STATED EXERCISE: Give the entries again exactly, every one of them.

• • • • • • •

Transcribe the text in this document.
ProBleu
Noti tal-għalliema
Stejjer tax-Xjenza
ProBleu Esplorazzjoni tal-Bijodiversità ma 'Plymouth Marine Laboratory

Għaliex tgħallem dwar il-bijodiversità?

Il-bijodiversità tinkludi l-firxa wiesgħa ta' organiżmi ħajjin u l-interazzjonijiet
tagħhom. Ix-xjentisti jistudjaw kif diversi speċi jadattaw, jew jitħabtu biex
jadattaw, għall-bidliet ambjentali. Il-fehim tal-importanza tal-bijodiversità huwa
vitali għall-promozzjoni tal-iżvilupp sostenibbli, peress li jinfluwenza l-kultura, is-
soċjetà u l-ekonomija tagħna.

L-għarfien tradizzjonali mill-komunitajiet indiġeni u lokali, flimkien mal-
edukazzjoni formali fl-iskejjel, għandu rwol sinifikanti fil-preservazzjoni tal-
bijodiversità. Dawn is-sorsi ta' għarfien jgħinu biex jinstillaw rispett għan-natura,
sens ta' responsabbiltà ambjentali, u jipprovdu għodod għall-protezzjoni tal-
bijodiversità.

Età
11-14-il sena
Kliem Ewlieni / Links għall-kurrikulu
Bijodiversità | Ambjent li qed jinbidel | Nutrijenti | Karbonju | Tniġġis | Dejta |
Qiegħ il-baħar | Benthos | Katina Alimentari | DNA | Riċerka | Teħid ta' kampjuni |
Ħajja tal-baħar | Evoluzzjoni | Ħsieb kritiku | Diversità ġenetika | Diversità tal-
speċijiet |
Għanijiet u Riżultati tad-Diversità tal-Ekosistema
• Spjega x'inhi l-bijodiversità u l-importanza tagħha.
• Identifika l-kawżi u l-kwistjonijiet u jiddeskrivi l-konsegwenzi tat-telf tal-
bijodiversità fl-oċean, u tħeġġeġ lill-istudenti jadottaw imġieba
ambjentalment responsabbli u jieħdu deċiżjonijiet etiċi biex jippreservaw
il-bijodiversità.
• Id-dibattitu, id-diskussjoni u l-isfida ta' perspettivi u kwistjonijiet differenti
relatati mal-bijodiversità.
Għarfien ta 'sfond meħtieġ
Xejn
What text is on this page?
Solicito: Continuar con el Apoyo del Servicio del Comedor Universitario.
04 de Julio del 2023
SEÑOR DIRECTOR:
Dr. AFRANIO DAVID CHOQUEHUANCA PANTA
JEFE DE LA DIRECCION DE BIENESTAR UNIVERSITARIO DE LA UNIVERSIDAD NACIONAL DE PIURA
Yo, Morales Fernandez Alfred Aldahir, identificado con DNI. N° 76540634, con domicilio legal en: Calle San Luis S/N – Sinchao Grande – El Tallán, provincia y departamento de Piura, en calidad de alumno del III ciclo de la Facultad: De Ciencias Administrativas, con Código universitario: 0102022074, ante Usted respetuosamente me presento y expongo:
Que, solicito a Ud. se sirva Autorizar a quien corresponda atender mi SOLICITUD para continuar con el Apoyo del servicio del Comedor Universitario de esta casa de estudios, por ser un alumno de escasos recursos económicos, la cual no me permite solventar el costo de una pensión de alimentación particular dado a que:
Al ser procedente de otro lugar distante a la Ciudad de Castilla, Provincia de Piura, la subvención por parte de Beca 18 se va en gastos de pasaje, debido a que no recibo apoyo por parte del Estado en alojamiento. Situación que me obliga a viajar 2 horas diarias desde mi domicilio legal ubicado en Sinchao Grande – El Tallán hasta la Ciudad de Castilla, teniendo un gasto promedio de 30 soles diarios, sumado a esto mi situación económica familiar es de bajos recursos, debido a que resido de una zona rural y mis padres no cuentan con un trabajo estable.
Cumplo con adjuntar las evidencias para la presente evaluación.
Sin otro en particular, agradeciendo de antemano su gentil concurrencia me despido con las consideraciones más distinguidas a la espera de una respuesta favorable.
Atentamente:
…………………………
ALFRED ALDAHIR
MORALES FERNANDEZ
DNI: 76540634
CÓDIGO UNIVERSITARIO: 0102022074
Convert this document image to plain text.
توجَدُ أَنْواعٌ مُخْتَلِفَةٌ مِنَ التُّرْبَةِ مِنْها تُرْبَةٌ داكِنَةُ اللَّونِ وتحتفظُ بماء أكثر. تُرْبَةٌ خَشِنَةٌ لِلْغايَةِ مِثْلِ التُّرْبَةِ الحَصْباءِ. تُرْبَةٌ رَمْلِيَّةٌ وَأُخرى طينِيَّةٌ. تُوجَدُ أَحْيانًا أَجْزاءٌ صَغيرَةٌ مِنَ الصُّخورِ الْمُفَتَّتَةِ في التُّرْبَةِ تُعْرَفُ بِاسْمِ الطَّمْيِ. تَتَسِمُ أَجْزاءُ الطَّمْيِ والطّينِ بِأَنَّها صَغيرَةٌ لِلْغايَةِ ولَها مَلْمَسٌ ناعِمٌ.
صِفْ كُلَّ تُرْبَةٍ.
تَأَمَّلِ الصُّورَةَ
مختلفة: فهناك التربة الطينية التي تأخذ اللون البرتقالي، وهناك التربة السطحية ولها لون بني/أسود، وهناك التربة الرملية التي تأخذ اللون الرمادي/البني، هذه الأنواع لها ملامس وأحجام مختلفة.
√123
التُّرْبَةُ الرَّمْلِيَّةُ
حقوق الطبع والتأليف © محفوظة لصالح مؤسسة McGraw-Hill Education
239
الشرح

• • • • • • •

EXPECTED ANSWER:
Transcribe the text in this document.
ProBleu
Noti tal-għalliema
Stejjer tax-Xjenza
ProBleu Esplorazzjoni tal-Bijodiversità ma 'Plymouth Marine Laboratory

Għaliex tgħallem dwar il-bijodiversità?

Il-bijodiversità tinkludi l-firxa wiesgħa ta' organiżmi ħajjin u l-interazzjonijiet
tagħhom. Ix-xjentisti jistudjaw kif diversi speċi jadattaw, jew jitħabtu biex
jadattaw, għall-bidliet ambjentali. Il-fehim tal-importanza tal-bijodiversità huwa
vitali għall-promozzjoni tal-iżvilupp sostenibbli, peress li jinfluwenza l-kultura, is-
soċjetà u l-ekonomija tagħna.

L-għarfien tradizzjonali mill-komunitajiet indiġeni u lokali, flimkien mal-
edukazzjoni formali fl-iskejjel, għandu rwol sinifikanti fil-preservazzjoni tal-
bijodiversità. Dawn is-sorsi ta' għarfien jgħinu biex jinstillaw rispett għan-natura,
sens ta' responsabbiltà ambjentali, u jipprovdu għodod għall-protezzjoni tal-
bijodiversità.

Età
11-14-il sena
Kliem Ewlieni / Links għall-kurrikulu
Bijodiversità | Ambjent li qed jinbidel | Nutrijenti | Karbonju | Tniġġis | Dejta |
Qiegħ il-baħar | Benthos | Katina Alimentari | DNA | Riċerka | Teħid ta' kampjuni |
Ħajja tal-baħar | Evoluzzjoni | Ħsieb kritiku | Diversità ġenetika | Diversità tal-
speċijiet |
Għanijiet u Riżultati tad-Diversità tal-Ekosistema
• Spjega x'inhi l-bijodiversità u l-importanza tagħha.
• Identifika l-kawżi u l-kwistjonijiet u jiddeskrivi l-konsegwenzi tat-telf tal-
bijodiversità fl-oċean, u tħeġġeġ lill-istudenti jadottaw imġieba
ambjentalment responsabbli u jieħdu deċiżjonijiet etiċi biex jippreservaw
il-bijodiversità.
• Id-dibattitu, id-diskussjoni u l-isfida ta' perspettivi u kwistjonijiet differenti
relatati mal-bijodiversità.
Għarfien ta 'sfond meħtieġ
Xejn
What text is on this page?
Solicito: Continuar con el Apoyo del Servicio del Comedor Universitario.
04 de Julio del 2023
SEÑOR DIRECTOR:
Dr. AFRANIO DAVID CHOQUEHUANCA PANTA
JEFE DE LA DIRECCION DE BIENESTAR UNIVERSITARIO DE LA UNIVERSIDAD NACIONAL DE PIURA
Yo, Morales Fernandez Alfred Aldahir, identificado con DNI. N° 76540634, con domicilio legal en: Calle San Luis S/N – Sinchao Grande – El Tallán, provincia y departamento de Piura, en calidad de alumno del III ciclo de la Facultad: De Ciencias Administrativas, con Código universitario: 0102022074, ante Usted respetuosamente me presento y expongo:
Que, solicito a Ud. se sirva Autorizar a quien corresponda atender mi SOLICITUD para continuar con el Apoyo del servicio del Comedor Universitario de esta casa de estudios, por ser un alumno de escasos recursos económicos, la cual no me permite solventar el costo de una pensión de alimentación particular dado a que:
Al ser procedente de otro lugar distante a la Ciudad de Castilla, Provincia de Piura, la subvención por parte de Beca 18 se va en gastos de pasaje, debido a que no recibo apoyo por parte del Estado en alojamiento. Situación que me obliga a viajar 2 horas diarias desde mi domicilio legal ubicado en Sinchao Grande – El Tallán hasta la Ciudad de Castilla, teniendo un gasto promedio de 30 soles diarios, sumado a esto mi situación económica familiar es de bajos recursos, debido a que resido de una zona rural y mis padres no cuentan con un trabajo estable.
Cumplo con adjuntar las evidencias para la presente evaluación.
Sin otro en particular, agradeciendo de antemano su gentil concurrencia me despido con las consideraciones más distinguidas a la espera de una respuesta favorable.
Atentamente:
…………………………
ALFRED ALDAHIR
MORALES FERNANDEZ
DNI: 76540634
CÓDIGO UNIVERSITARIO: 0102022074
Convert this document image to plain text.
توجَدُ أَنْواعٌ مُخْتَلِفَةٌ مِنَ التُّرْبَةِ مِنْها تُرْبَةٌ داكِنَةُ اللَّونِ وتحتفظُ بماء أكثر. تُرْبَةٌ خَشِنَةٌ لِلْغايَةِ مِثْلِ التُّرْبَةِ الحَصْباءِ. تُرْبَةٌ رَمْلِيَّةٌ وَأُخرى طينِيَّةٌ. تُوجَدُ أَحْيانًا أَجْزاءٌ صَغيرَةٌ مِنَ الصُّخورِ الْمُفَتَّتَةِ في التُّرْبَةِ تُعْرَفُ بِاسْمِ الطَّمْيِ. تَتَسِمُ أَجْزاءُ الطَّمْيِ والطّينِ بِأَنَّها صَغيرَةٌ لِلْغايَةِ ولَها مَلْمَسٌ ناعِمٌ.
صِفْ كُلَّ تُرْبَةٍ.
تَأَمَّلِ الصُّورَةَ
مختلفة: فهناك التربة الطينية التي تأخذ اللون البرتقالي، وهناك التربة السطحية ولها لون بني/أسود، وهناك التربة الرملية التي تأخذ اللون الرمادي/البني، هذه الأنواع لها ملامس وأحجام مختلفة.
√123
التُّرْبَةُ الرَّمْلِيَّةُ
حقوق الطبع والتأليف © محفوظة لصالح مؤسسة McGraw-Hill Education
239
الشرح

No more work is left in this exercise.